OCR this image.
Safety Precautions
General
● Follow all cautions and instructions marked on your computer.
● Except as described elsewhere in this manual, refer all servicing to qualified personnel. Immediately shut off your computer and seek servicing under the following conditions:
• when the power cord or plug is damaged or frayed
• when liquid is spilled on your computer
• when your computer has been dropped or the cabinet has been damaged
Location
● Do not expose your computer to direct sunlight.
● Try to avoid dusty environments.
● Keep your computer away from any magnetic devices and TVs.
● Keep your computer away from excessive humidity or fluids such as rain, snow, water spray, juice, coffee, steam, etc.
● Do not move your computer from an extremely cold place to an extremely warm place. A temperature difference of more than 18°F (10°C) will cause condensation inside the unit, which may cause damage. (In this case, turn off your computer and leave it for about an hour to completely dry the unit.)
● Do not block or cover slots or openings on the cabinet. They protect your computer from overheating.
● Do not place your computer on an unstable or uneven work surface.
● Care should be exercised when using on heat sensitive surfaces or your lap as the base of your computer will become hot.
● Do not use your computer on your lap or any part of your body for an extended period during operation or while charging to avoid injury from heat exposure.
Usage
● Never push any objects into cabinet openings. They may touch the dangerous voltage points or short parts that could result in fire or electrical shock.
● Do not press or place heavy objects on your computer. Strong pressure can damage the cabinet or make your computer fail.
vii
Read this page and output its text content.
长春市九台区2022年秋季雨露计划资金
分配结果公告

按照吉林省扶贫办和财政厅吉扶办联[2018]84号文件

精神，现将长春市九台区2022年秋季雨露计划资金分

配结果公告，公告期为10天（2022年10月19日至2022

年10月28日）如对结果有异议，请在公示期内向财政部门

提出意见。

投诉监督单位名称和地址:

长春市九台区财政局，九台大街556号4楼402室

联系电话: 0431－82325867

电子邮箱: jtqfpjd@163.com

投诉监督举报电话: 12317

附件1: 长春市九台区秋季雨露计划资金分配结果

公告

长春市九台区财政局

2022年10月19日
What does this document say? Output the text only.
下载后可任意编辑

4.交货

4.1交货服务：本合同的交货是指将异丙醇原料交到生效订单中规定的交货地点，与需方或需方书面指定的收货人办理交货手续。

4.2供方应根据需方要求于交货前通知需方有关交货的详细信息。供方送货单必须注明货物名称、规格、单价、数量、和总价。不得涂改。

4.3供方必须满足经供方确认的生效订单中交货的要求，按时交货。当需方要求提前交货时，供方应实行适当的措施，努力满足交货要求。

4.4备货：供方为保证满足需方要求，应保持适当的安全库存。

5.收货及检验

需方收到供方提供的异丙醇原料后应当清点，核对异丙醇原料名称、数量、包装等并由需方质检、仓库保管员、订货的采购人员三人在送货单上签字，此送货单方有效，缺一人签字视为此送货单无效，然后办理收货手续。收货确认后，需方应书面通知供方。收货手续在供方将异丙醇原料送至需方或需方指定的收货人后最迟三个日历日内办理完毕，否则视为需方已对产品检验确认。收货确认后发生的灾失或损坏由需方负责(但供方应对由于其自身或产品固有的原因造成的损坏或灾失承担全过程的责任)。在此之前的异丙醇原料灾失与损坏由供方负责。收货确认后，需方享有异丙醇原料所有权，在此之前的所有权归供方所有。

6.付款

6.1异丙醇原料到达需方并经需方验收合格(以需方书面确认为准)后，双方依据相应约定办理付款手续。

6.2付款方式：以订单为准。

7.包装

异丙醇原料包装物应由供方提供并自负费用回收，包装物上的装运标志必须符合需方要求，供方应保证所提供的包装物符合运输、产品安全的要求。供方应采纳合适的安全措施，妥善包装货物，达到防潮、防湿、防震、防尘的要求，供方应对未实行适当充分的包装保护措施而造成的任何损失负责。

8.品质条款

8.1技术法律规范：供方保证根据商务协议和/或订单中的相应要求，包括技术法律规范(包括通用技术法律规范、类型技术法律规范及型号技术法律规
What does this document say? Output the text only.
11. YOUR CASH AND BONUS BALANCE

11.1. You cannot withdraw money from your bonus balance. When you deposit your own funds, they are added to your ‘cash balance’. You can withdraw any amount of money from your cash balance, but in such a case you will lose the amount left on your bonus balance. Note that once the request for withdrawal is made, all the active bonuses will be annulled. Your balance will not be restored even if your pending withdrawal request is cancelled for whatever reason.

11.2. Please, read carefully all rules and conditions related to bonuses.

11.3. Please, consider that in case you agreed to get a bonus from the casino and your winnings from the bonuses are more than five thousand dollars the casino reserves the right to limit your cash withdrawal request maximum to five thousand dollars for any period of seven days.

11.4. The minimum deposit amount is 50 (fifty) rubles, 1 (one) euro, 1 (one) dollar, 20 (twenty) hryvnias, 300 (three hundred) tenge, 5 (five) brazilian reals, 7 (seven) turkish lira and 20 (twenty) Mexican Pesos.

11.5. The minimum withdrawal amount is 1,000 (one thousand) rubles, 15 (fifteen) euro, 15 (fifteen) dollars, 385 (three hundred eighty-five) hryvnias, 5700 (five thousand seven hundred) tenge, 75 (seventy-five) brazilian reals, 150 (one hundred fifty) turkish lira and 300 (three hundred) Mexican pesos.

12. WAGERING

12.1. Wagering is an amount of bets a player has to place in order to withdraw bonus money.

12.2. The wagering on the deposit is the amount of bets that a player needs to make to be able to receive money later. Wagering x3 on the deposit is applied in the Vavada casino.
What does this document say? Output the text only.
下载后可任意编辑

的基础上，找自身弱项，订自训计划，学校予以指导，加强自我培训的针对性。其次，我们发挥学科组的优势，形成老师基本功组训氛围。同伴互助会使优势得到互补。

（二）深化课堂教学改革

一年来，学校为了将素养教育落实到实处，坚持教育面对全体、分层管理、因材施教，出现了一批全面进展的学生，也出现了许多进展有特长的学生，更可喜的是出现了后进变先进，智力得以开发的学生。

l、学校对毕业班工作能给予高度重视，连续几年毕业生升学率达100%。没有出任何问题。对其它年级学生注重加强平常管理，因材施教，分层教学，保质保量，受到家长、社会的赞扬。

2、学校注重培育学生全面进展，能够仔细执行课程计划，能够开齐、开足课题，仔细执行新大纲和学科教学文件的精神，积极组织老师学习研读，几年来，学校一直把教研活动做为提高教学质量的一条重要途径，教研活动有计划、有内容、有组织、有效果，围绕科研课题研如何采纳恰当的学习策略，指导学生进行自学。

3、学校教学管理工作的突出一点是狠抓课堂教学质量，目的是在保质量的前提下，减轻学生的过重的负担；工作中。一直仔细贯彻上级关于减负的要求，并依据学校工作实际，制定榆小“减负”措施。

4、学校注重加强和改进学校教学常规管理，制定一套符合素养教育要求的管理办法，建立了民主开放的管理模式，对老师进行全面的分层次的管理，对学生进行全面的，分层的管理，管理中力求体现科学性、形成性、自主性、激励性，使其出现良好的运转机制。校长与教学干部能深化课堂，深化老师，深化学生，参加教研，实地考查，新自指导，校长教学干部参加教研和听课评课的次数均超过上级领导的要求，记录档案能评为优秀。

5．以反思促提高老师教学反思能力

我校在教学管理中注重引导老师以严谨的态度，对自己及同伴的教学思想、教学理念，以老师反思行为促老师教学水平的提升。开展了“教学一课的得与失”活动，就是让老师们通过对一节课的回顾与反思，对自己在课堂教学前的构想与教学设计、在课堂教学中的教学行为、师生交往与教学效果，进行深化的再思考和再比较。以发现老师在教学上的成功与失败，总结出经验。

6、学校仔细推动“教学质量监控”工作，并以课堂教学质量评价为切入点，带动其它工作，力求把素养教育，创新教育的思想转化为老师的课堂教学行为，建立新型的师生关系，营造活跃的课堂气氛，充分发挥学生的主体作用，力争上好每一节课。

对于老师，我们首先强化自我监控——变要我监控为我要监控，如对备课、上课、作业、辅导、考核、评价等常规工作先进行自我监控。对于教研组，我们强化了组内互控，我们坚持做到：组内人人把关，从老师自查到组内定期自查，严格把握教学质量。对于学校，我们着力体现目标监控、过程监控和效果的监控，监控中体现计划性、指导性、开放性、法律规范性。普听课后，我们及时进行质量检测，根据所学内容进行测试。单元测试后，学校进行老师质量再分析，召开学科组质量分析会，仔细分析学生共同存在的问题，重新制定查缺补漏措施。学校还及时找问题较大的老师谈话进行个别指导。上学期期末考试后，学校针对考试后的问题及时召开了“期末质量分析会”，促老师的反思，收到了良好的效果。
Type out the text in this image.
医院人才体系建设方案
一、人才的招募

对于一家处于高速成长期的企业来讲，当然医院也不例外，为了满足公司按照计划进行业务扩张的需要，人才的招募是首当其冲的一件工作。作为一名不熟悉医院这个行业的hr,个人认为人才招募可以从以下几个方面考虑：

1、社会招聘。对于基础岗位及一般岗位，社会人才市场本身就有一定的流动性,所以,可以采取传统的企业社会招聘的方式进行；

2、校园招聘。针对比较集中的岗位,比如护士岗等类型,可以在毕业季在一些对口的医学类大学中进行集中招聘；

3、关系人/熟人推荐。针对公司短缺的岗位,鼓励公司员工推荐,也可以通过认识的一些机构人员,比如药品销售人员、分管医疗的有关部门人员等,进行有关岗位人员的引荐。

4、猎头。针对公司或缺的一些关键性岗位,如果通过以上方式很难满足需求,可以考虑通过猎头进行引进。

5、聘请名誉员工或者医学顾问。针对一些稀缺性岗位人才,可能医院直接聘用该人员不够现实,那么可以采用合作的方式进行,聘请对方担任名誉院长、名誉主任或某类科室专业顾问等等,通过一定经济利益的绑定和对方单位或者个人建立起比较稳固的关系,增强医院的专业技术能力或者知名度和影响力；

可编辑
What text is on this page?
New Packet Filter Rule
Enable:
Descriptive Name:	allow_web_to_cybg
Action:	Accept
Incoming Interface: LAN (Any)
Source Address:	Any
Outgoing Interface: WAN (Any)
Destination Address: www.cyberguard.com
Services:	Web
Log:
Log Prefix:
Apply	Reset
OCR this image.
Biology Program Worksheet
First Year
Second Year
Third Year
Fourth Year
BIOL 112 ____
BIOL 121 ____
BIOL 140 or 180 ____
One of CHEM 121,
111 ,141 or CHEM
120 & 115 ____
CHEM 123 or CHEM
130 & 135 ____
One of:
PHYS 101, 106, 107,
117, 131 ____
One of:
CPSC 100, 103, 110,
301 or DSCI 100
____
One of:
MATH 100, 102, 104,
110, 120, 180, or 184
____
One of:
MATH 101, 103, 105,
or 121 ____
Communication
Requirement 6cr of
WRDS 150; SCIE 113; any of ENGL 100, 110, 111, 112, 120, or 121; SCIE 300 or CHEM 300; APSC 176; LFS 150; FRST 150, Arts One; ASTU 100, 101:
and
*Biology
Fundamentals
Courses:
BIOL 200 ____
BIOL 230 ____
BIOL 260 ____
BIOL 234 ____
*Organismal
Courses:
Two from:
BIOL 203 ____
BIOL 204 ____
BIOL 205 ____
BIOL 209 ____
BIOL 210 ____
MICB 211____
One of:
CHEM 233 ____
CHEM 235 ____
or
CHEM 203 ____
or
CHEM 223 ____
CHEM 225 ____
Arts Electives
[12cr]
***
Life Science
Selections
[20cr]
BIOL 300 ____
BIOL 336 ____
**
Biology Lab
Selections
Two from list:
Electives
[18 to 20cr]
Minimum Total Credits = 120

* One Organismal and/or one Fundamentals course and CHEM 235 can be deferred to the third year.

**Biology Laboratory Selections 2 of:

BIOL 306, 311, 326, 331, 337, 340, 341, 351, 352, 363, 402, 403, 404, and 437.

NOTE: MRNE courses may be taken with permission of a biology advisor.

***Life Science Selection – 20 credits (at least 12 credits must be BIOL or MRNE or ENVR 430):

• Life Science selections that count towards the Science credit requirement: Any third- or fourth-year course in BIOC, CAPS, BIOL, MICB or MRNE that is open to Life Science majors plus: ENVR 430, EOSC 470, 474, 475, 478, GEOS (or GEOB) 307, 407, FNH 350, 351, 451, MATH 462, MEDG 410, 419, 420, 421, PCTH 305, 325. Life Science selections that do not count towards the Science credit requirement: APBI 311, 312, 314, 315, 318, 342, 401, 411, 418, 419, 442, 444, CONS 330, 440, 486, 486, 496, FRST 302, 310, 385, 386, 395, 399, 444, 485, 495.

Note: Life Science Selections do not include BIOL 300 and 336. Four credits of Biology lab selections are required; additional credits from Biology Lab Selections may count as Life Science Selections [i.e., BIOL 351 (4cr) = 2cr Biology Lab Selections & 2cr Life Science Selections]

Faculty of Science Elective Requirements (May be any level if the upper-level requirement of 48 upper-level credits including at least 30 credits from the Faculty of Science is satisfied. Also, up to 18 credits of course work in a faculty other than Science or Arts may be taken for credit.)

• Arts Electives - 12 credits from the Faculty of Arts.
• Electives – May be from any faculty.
______
* Work to do *
Where a line of the entries contains the word "CHEM", copy that line.

* Written solution *
One of CHEM 121,
111 ,141 or CHEM
CHEM 123 or CHEM
WRDS 150; SCIE 113; any of ENGL 100, 110, 111, 112, 120, or 121; SCIE 300 or CHEM 300; APSC 176; LFS 150; FRST 150, Arts One; ASTU 100, 101:
CHEM 233 ____
CHEM 235 ____
CHEM 203 ____
CHEM 223 ____
CHEM 225 ____
* One Organismal and/or one Fundamentals course and CHEM 235 can be deferred to the third year.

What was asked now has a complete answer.